▶ EXERCISE DESCRIPTION
Every entry below should be printed exactly, without its images.

Dataset records:
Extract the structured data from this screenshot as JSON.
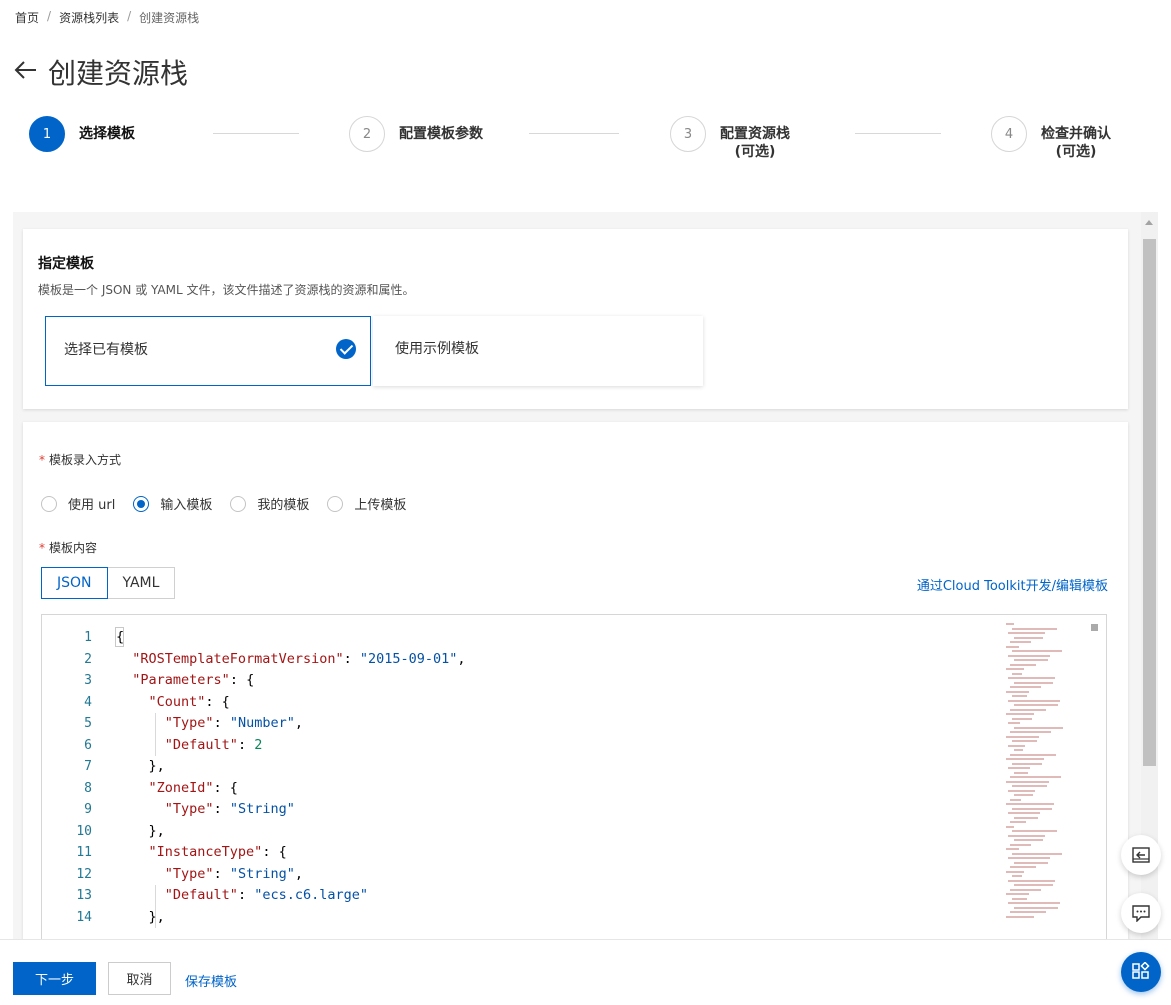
{
  "breadcrumb": {
    "home": "首页",
    "list": "资源栈列表",
    "current": "创建资源栈",
    "sep": "/"
  },
  "header": {
    "back_icon": "arrow-left-icon",
    "title": "创建资源栈"
  },
  "steps": [
    {
      "num": "1",
      "label": "选择模板",
      "label2": "",
      "active": true
    },
    {
      "num": "2",
      "label": "配置模板参数",
      "label2": "",
      "active": false
    },
    {
      "num": "3",
      "label": "配置资源栈",
      "label2": "(可选)",
      "active": false
    },
    {
      "num": "4",
      "label": "检查并确认",
      "label2": "(可选)",
      "active": false
    }
  ],
  "template_card": {
    "heading": "指定模板",
    "description": "模板是一个 JSON 或 YAML 文件，该文件描述了资源栈的资源和属性。",
    "options": [
      {
        "label": "选择已有模板",
        "selected": true
      },
      {
        "label": "使用示例模板",
        "selected": false
      }
    ]
  },
  "entry": {
    "required_mark": "*",
    "label": "模板录入方式",
    "options": [
      {
        "label": "使用 url",
        "checked": false
      },
      {
        "label": "输入模板",
        "checked": true
      },
      {
        "label": "我的模板",
        "checked": false
      },
      {
        "label": "上传模板",
        "checked": false
      }
    ]
  },
  "content": {
    "required_mark": "*",
    "label": "模板内容",
    "tabs": [
      {
        "label": "JSON",
        "active": true
      },
      {
        "label": "YAML",
        "active": false
      }
    ],
    "toolkit_link": "通过Cloud Toolkit开发/编辑模板"
  },
  "editor": {
    "line_numbers": [
      "1",
      "2",
      "3",
      "4",
      "5",
      "6",
      "7",
      "8",
      "9",
      "10",
      "11",
      "12",
      "13",
      "14"
    ],
    "lines": [
      "{",
      "  \"ROSTemplateFormatVersion\": \"2015-09-01\",",
      "  \"Parameters\": {",
      "    \"Count\": {",
      "      \"Type\": \"Number\",",
      "      \"Default\": 2",
      "    },",
      "    \"ZoneId\": {",
      "      \"Type\": \"String\"",
      "    },",
      "    \"InstanceType\": {",
      "      \"Type\": \"String\",",
      "      \"Default\": \"ecs.c6.large\"",
      "    },"
    ]
  },
  "footer": {
    "next": "下一步",
    "cancel": "取消",
    "save": "保存模板"
  },
  "floating": [
    "collapse-panel-icon",
    "chat-icon",
    "apps-icon"
  ],
  "colors": {
    "accent": "#0064c8",
    "required": "#e03c31",
    "json_key": "#a31515",
    "json_string": "#0451a5",
    "json_number": "#098658"
  }
}
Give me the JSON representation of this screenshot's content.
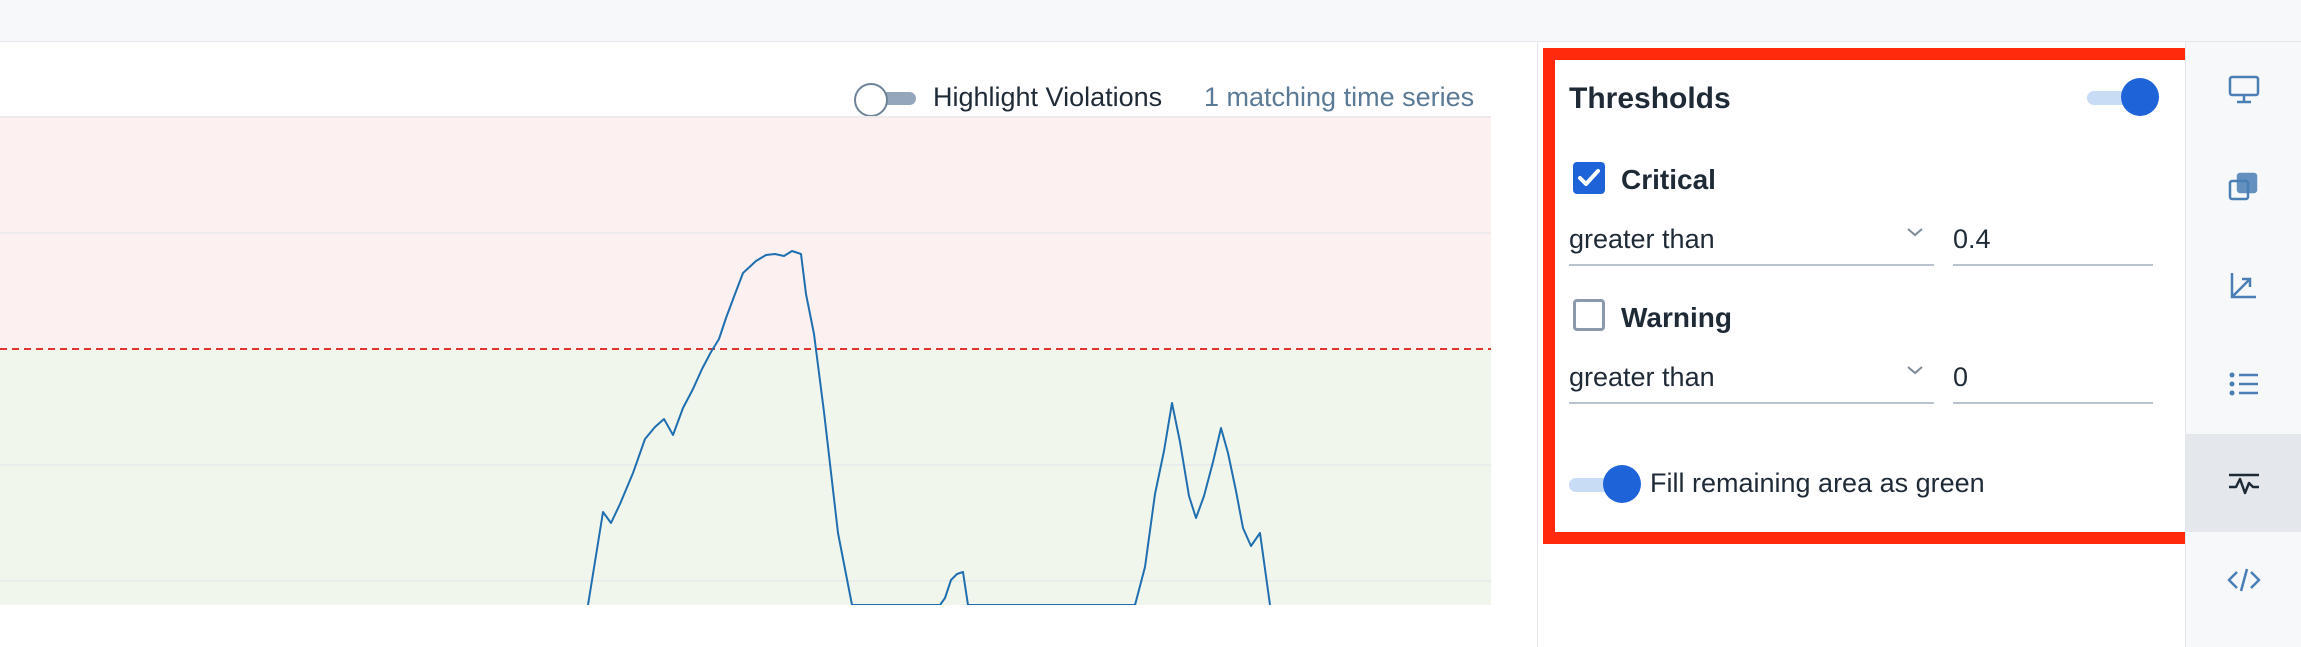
{
  "header": {
    "highlight_violations_label": "Highlight Violations",
    "highlight_violations_on": false,
    "matching_series_label": "1 matching time series"
  },
  "thresholds": {
    "title": "Thresholds",
    "enabled": true,
    "critical": {
      "label": "Critical",
      "checked": true,
      "operator": "greater than",
      "value": "0.4"
    },
    "warning": {
      "label": "Warning",
      "checked": false,
      "operator": "greater than",
      "value": "0"
    },
    "fill_remaining": {
      "label": "Fill remaining area as green",
      "enabled": true
    }
  },
  "colors": {
    "accent": "#1f63d8",
    "critical_region": "#fdf0f0",
    "ok_region": "#f1f6ec",
    "threshold_line": "#e0352b",
    "series_line": "#1f6fb0",
    "highlight_border": "#ff2a0c"
  },
  "rail": {
    "items": [
      {
        "icon": "monitor-icon",
        "active": false
      },
      {
        "icon": "layers-icon",
        "active": false
      },
      {
        "icon": "axes-icon",
        "active": false
      },
      {
        "icon": "legend-list-icon",
        "active": false
      },
      {
        "icon": "thresholds-icon",
        "active": true
      },
      {
        "icon": "code-icon",
        "active": false
      }
    ]
  }
}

▶ RESULT FOR THIS TASK
Extract the structured data from this screenshot as JSON.
{
  "breadcrumb": {
    "home": "首页",
    "list": "资源栈列表",
    "current": "创建资源栈",
    "sep": "/"
  },
  "header": {
    "back_icon": "arrow-left-icon",
    "title": "创建资源栈"
  },
  "steps": [
    {
      "num": "1",
      "label": "选择模板",
      "label2": "",
      "active": true
    },
    {
      "num": "2",
      "label": "配置模板参数",
      "label2": "",
      "active": false
    },
    {
      "num": "3",
      "label": "配置资源栈",
      "label2": "(可选)",
      "active": false
    },
    {
      "num": "4",
      "label": "检查并确认",
      "label2": "(可选)",
      "active": false
    }
  ],
  "template_card": {
    "heading": "指定模板",
    "description": "模板是一个 JSON 或 YAML 文件，该文件描述了资源栈的资源和属性。",
    "options": [
      {
        "label": "选择已有模板",
        "selected": true
      },
      {
        "label": "使用示例模板",
        "selected": false
      }
    ]
  },
  "entry": {
    "required_mark": "*",
    "label": "模板录入方式",
    "options": [
      {
        "label": "使用 url",
        "checked": false
      },
      {
        "label": "输入模板",
        "checked": true
      },
      {
        "label": "我的模板",
        "checked": false
      },
      {
        "label": "上传模板",
        "checked": false
      }
    ]
  },
  "content": {
    "required_mark": "*",
    "label": "模板内容",
    "tabs": [
      {
        "label": "JSON",
        "active": true
      },
      {
        "label": "YAML",
        "active": false
      }
    ],
    "toolkit_link": "通过Cloud Toolkit开发/编辑模板"
  },
  "editor": {
    "line_numbers": [
      "1",
      "2",
      "3",
      "4",
      "5",
      "6",
      "7",
      "8",
      "9",
      "10",
      "11",
      "12",
      "13",
      "14"
    ],
    "lines": [
      "{",
      "  \"ROSTemplateFormatVersion\": \"2015-09-01\",",
      "  \"Parameters\": {",
      "    \"Count\": {",
      "      \"Type\": \"Number\",",
      "      \"Default\": 2",
      "    },",
      "    \"ZoneId\": {",
      "      \"Type\": \"String\"",
      "    },",
      "    \"InstanceType\": {",
      "      \"Type\": \"String\",",
      "      \"Default\": \"ecs.c6.large\"",
      "    },"
    ]
  },
  "footer": {
    "next": "下一步",
    "cancel": "取消",
    "save": "保存模板"
  },
  "floating": [
    "collapse-panel-icon",
    "chat-icon",
    "apps-icon"
  ],
  "colors": {
    "accent": "#0064c8",
    "required": "#e03c31",
    "json_key": "#a31515",
    "json_string": "#0451a5",
    "json_number": "#098658"
  }
}
Give me the JSON representation of this screenshot's content.
{
  "header": {
    "highlight_violations_label": "Highlight Violations",
    "highlight_violations_on": false,
    "matching_series_label": "1 matching time series"
  },
  "thresholds": {
    "title": "Thresholds",
    "enabled": true,
    "critical": {
      "label": "Critical",
      "checked": true,
      "operator": "greater than",
      "value": "0.4"
    },
    "warning": {
      "label": "Warning",
      "checked": false,
      "operator": "greater than",
      "value": "0"
    },
    "fill_remaining": {
      "label": "Fill remaining area as green",
      "enabled": true
    }
  },
  "colors": {
    "accent": "#1f63d8",
    "critical_region": "#fdf0f0",
    "ok_region": "#f1f6ec",
    "threshold_line": "#e0352b",
    "series_line": "#1f6fb0",
    "highlight_border": "#ff2a0c"
  },
  "rail": {
    "items": [
      {
        "icon": "monitor-icon",
        "active": false
      },
      {
        "icon": "layers-icon",
        "active": false
      },
      {
        "icon": "axes-icon",
        "active": false
      },
      {
        "icon": "legend-list-icon",
        "active": false
      },
      {
        "icon": "thresholds-icon",
        "active": true
      },
      {
        "icon": "code-icon",
        "active": false
      }
    ]
  }
}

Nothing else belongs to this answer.